- **What is expected**
Below are some entries. Copy each line that holds the string "passe".

- **Input material**
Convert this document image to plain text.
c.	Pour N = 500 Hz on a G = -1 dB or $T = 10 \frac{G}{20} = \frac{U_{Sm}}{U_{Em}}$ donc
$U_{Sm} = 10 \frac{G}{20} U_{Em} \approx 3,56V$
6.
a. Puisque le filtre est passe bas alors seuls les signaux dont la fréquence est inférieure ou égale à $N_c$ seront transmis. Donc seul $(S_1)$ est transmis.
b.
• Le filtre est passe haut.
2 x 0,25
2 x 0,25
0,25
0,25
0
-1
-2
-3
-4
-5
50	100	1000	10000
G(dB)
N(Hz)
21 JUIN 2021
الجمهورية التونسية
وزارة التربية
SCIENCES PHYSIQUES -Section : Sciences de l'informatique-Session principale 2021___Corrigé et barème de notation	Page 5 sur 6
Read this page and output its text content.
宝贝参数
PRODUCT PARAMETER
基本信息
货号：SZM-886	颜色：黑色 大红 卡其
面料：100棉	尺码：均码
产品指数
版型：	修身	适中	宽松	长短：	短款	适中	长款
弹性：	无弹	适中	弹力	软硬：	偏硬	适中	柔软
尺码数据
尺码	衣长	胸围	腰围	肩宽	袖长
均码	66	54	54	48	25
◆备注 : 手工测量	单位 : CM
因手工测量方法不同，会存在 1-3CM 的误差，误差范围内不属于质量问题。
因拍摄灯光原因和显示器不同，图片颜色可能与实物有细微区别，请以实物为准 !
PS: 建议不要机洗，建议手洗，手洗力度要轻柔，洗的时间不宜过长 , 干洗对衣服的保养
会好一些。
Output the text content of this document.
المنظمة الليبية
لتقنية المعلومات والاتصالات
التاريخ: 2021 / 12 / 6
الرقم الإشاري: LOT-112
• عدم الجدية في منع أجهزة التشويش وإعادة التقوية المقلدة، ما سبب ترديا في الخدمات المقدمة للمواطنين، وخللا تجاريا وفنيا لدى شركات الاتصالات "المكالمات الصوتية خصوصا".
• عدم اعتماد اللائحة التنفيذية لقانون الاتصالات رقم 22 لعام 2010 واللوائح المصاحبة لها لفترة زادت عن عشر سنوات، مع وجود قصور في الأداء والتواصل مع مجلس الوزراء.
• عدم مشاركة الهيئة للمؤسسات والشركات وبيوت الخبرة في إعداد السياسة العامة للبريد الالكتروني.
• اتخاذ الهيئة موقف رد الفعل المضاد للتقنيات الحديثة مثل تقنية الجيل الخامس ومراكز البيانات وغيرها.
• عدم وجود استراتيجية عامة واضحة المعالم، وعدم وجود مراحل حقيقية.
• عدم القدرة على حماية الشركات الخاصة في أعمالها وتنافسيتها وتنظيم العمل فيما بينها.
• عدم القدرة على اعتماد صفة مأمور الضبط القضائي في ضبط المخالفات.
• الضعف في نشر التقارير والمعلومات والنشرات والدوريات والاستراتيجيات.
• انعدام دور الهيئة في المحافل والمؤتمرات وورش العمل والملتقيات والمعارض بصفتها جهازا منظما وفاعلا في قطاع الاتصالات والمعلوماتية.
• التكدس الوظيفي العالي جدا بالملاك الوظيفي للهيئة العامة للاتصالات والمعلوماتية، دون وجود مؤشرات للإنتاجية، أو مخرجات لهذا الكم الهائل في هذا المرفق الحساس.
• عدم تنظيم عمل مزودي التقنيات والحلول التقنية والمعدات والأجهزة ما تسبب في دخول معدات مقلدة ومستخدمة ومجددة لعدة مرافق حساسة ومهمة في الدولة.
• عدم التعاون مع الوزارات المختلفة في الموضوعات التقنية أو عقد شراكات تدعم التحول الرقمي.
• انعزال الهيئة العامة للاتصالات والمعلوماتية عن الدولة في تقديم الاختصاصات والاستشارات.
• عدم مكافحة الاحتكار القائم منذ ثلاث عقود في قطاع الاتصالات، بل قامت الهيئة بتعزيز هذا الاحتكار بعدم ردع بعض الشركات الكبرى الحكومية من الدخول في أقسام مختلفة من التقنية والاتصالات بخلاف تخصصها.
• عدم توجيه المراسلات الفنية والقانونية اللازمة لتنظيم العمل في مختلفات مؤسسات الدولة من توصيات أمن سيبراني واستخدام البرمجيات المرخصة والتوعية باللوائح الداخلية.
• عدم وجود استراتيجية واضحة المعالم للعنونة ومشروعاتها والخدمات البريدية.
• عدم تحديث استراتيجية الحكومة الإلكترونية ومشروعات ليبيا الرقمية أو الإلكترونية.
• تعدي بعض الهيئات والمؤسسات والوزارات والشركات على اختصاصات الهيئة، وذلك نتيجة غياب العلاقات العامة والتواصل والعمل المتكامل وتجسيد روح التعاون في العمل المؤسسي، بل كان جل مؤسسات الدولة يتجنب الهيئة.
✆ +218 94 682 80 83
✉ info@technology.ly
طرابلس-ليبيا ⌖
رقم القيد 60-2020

- **The reply**
a. Puisque le filtre est passe bas alors seuls les signaux dont la fréquence est inférieure ou égale à $N_c$ seront transmis. Donc seul $(S_1)$ est transmis.
• Le filtre est passe haut.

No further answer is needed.